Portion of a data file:
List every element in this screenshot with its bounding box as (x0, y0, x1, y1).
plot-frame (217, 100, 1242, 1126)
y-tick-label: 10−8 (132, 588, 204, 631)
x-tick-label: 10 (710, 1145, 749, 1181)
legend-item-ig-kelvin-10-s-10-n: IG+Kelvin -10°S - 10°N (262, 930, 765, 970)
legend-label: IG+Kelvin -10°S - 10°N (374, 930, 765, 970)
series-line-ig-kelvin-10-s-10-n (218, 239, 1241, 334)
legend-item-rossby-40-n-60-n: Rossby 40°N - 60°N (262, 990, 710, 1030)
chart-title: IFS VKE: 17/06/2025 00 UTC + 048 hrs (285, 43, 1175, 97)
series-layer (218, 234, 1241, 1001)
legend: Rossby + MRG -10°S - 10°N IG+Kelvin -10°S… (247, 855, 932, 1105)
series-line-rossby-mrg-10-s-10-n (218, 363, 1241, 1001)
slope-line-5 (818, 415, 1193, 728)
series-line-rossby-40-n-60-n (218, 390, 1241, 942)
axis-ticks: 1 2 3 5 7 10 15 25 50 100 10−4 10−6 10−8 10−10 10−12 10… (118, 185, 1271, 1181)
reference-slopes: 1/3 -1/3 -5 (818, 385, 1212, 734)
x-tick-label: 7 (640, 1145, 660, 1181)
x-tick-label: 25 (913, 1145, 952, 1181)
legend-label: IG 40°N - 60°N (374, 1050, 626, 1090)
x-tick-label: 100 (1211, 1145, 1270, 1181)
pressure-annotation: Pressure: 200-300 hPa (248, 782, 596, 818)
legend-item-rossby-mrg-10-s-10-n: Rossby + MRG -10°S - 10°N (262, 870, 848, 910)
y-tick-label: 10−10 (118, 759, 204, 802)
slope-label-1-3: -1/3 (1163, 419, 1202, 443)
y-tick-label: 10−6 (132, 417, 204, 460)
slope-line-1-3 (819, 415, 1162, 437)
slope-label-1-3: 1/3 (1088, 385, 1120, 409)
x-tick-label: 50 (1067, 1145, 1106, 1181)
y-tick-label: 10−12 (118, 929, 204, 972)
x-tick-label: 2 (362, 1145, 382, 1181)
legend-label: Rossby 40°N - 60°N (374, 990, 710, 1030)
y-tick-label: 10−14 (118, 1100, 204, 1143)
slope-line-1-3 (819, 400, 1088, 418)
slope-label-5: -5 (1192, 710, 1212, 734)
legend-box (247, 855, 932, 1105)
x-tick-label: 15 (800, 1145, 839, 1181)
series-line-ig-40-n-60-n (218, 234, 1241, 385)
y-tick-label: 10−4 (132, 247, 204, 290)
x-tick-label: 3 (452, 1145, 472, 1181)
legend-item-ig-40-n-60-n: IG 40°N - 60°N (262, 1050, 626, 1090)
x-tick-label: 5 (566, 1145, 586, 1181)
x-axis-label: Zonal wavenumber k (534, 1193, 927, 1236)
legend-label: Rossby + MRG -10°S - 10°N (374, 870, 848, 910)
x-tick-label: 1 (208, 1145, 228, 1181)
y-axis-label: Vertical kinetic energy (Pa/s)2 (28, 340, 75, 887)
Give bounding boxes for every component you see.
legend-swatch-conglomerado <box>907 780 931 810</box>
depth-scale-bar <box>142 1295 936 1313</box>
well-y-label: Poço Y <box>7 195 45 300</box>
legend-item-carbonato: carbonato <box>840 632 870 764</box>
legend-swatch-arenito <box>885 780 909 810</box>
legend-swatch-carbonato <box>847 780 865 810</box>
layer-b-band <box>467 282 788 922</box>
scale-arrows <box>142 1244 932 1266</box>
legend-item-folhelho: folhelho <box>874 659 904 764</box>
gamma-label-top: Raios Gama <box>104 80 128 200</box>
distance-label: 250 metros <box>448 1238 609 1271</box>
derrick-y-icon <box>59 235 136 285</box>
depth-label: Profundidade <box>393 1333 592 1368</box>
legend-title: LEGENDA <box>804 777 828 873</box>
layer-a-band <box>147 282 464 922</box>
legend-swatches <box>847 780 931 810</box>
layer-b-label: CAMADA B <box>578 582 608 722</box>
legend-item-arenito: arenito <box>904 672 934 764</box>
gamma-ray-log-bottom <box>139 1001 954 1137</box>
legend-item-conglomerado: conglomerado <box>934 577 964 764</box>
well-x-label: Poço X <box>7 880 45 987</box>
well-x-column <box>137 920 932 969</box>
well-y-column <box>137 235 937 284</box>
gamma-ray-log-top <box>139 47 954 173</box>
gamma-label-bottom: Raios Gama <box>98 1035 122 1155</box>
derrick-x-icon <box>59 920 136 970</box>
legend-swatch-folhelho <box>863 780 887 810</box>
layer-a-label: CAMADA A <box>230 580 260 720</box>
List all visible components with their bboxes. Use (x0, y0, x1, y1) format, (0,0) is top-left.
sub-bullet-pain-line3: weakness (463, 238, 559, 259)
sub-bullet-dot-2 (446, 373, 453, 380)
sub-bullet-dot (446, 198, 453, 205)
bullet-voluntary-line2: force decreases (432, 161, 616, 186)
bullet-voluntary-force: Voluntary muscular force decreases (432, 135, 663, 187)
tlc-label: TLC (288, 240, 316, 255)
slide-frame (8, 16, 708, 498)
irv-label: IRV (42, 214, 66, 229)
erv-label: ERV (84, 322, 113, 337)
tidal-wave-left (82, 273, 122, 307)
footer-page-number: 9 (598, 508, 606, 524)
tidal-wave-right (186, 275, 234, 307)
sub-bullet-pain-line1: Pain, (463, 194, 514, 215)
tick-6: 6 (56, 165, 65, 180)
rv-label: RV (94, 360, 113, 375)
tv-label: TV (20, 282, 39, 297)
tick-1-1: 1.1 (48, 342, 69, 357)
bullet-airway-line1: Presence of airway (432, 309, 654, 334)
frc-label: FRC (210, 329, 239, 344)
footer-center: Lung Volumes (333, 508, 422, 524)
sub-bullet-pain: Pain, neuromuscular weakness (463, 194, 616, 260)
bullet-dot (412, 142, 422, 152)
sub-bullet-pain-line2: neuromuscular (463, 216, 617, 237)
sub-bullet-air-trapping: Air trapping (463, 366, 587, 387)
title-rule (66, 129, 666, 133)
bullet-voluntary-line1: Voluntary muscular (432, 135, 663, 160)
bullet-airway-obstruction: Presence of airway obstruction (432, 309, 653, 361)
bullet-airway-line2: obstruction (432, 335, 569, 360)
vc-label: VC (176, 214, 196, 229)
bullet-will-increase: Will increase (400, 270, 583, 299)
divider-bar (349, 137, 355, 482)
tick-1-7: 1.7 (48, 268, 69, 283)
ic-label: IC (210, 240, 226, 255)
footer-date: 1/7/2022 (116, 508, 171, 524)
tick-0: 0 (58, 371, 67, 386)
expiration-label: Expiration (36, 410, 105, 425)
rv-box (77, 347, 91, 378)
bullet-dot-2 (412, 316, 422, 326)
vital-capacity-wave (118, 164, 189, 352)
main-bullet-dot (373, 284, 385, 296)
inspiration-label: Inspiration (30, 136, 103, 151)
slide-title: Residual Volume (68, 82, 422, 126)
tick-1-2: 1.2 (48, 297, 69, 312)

Work instructions – Repeat the records above verbatim, covering every line of them.

Response –
List every element in this screenshot with its bounding box as (x0, y0, x1, y1).
plot-frame (217, 100, 1242, 1126)
y-tick-label: 10−8 (132, 588, 204, 631)
x-tick-label: 10 (710, 1145, 749, 1181)
legend-item-ig-kelvin-10-s-10-n: IG+Kelvin -10°S - 10°N (262, 930, 765, 970)
legend-label: IG+Kelvin -10°S - 10°N (374, 930, 765, 970)
series-line-ig-kelvin-10-s-10-n (218, 239, 1241, 334)
legend-item-rossby-40-n-60-n: Rossby 40°N - 60°N (262, 990, 710, 1030)
chart-title: IFS VKE: 17/06/2025 00 UTC + 048 hrs (285, 43, 1175, 97)
series-layer (218, 234, 1241, 1001)
legend: Rossby + MRG -10°S - 10°N IG+Kelvin -10°S… (247, 855, 932, 1105)
series-line-rossby-mrg-10-s-10-n (218, 363, 1241, 1001)
slope-line-5 (818, 415, 1193, 728)
series-line-rossby-40-n-60-n (218, 390, 1241, 942)
axis-ticks: 1 2 3 5 7 10 15 25 50 100 10−4 10−6 10−8 10−10 10−12 10… (118, 185, 1271, 1181)
reference-slopes: 1/3 -1/3 -5 (818, 385, 1212, 734)
x-tick-label: 7 (640, 1145, 660, 1181)
x-tick-label: 25 (913, 1145, 952, 1181)
legend-label: IG 40°N - 60°N (374, 1050, 626, 1090)
x-tick-label: 100 (1211, 1145, 1270, 1181)
pressure-annotation: Pressure: 200-300 hPa (248, 782, 596, 818)
legend-item-rossby-mrg-10-s-10-n: Rossby + MRG -10°S - 10°N (262, 870, 848, 910)
y-tick-label: 10−10 (118, 759, 204, 802)
slope-label-1-3: -1/3 (1163, 419, 1202, 443)
y-tick-label: 10−6 (132, 417, 204, 460)
slope-line-1-3 (819, 415, 1162, 437)
slope-label-1-3: 1/3 (1088, 385, 1120, 409)
x-tick-label: 50 (1067, 1145, 1106, 1181)
y-tick-label: 10−12 (118, 929, 204, 972)
x-tick-label: 2 (362, 1145, 382, 1181)
legend-label: Rossby 40°N - 60°N (374, 990, 710, 1030)
y-tick-label: 10−14 (118, 1100, 204, 1143)
slope-line-1-3 (819, 400, 1088, 418)
slope-label-5: -5 (1192, 710, 1212, 734)
legend-box (247, 855, 932, 1105)
x-tick-label: 15 (800, 1145, 839, 1181)
series-line-ig-40-n-60-n (218, 234, 1241, 385)
y-tick-label: 10−4 (132, 247, 204, 290)
x-tick-label: 3 (452, 1145, 472, 1181)
legend-item-ig-40-n-60-n: IG 40°N - 60°N (262, 1050, 626, 1090)
x-tick-label: 5 (566, 1145, 586, 1181)
x-axis-label: Zonal wavenumber k (534, 1193, 927, 1236)
legend-label: Rossby + MRG -10°S - 10°N (374, 870, 848, 910)
x-tick-label: 1 (208, 1145, 228, 1181)
y-axis-label: Vertical kinetic energy (Pa/s)2 (28, 340, 75, 887)
Give bounding boxes for every component you see.
legend-swatch-conglomerado <box>907 780 931 810</box>
depth-scale-bar <box>142 1295 936 1313</box>
well-y-label: Poço Y <box>7 195 45 300</box>
legend-item-carbonato: carbonato <box>840 632 870 764</box>
legend-swatch-arenito <box>885 780 909 810</box>
legend-swatch-carbonato <box>847 780 865 810</box>
layer-b-band <box>467 282 788 922</box>
scale-arrows <box>142 1244 932 1266</box>
legend-item-folhelho: folhelho <box>874 659 904 764</box>
gamma-label-top: Raios Gama <box>104 80 128 200</box>
distance-label: 250 metros <box>448 1238 609 1271</box>
derrick-y-icon <box>59 235 136 285</box>
depth-label: Profundidade <box>393 1333 592 1368</box>
legend-title: LEGENDA <box>804 777 828 873</box>
layer-a-band <box>147 282 464 922</box>
legend-swatches <box>847 780 931 810</box>
layer-b-label: CAMADA B <box>578 582 608 722</box>
legend-item-arenito: arenito <box>904 672 934 764</box>
gamma-ray-log-bottom <box>139 1001 954 1137</box>
legend-item-conglomerado: conglomerado <box>934 577 964 764</box>
well-x-label: Poço X <box>7 880 45 987</box>
well-x-column <box>137 920 932 969</box>
well-y-column <box>137 235 937 284</box>
gamma-ray-log-top <box>139 47 954 173</box>
gamma-label-bottom: Raios Gama <box>98 1035 122 1155</box>
derrick-x-icon <box>59 920 136 970</box>
legend-swatch-folhelho <box>863 780 887 810</box>
layer-a-label: CAMADA A <box>230 580 260 720</box>
List all visible components with their bboxes. Use (x0, y0, x1, y1) format, (0,0) is top-left.
sub-bullet-pain-line3: weakness (463, 238, 559, 259)
sub-bullet-dot-2 (446, 373, 453, 380)
sub-bullet-dot (446, 198, 453, 205)
bullet-voluntary-line2: force decreases (432, 161, 616, 186)
bullet-voluntary-force: Voluntary muscular force decreases (432, 135, 663, 187)
tlc-label: TLC (288, 240, 316, 255)
slide-frame (8, 16, 708, 498)
irv-label: IRV (42, 214, 66, 229)
erv-label: ERV (84, 322, 113, 337)
tidal-wave-left (82, 273, 122, 307)
footer-page-number: 9 (598, 508, 606, 524)
tidal-wave-right (186, 275, 234, 307)
sub-bullet-pain-line1: Pain, (463, 194, 514, 215)
tick-6: 6 (56, 165, 65, 180)
rv-label: RV (94, 360, 113, 375)
tv-label: TV (20, 282, 39, 297)
tick-1-1: 1.1 (48, 342, 69, 357)
bullet-airway-line1: Presence of airway (432, 309, 654, 334)
frc-label: FRC (210, 329, 239, 344)
footer-center: Lung Volumes (333, 508, 422, 524)
sub-bullet-pain: Pain, neuromuscular weakness (463, 194, 616, 260)
bullet-dot (412, 142, 422, 152)
sub-bullet-pain-line2: neuromuscular (463, 216, 617, 237)
sub-bullet-air-trapping: Air trapping (463, 366, 587, 387)
title-rule (66, 129, 666, 133)
bullet-voluntary-line1: Voluntary muscular (432, 135, 663, 160)
bullet-airway-obstruction: Presence of airway obstruction (432, 309, 653, 361)
bullet-airway-line2: obstruction (432, 335, 569, 360)
vc-label: VC (176, 214, 196, 229)
bullet-will-increase: Will increase (400, 270, 583, 299)
divider-bar (349, 137, 355, 482)
tick-1-7: 1.7 (48, 268, 69, 283)
ic-label: IC (210, 240, 226, 255)
footer-date: 1/7/2022 (116, 508, 171, 524)
tick-0: 0 (58, 371, 67, 386)
expiration-label: Expiration (36, 410, 105, 425)
rv-box (77, 347, 91, 378)
bullet-dot-2 (412, 316, 422, 326)
vital-capacity-wave (118, 164, 189, 352)
main-bullet-dot (373, 284, 385, 296)
inspiration-label: Inspiration (30, 136, 103, 151)
slide-title: Residual Volume (68, 82, 422, 126)
tick-1-2: 1.2 (48, 297, 69, 312)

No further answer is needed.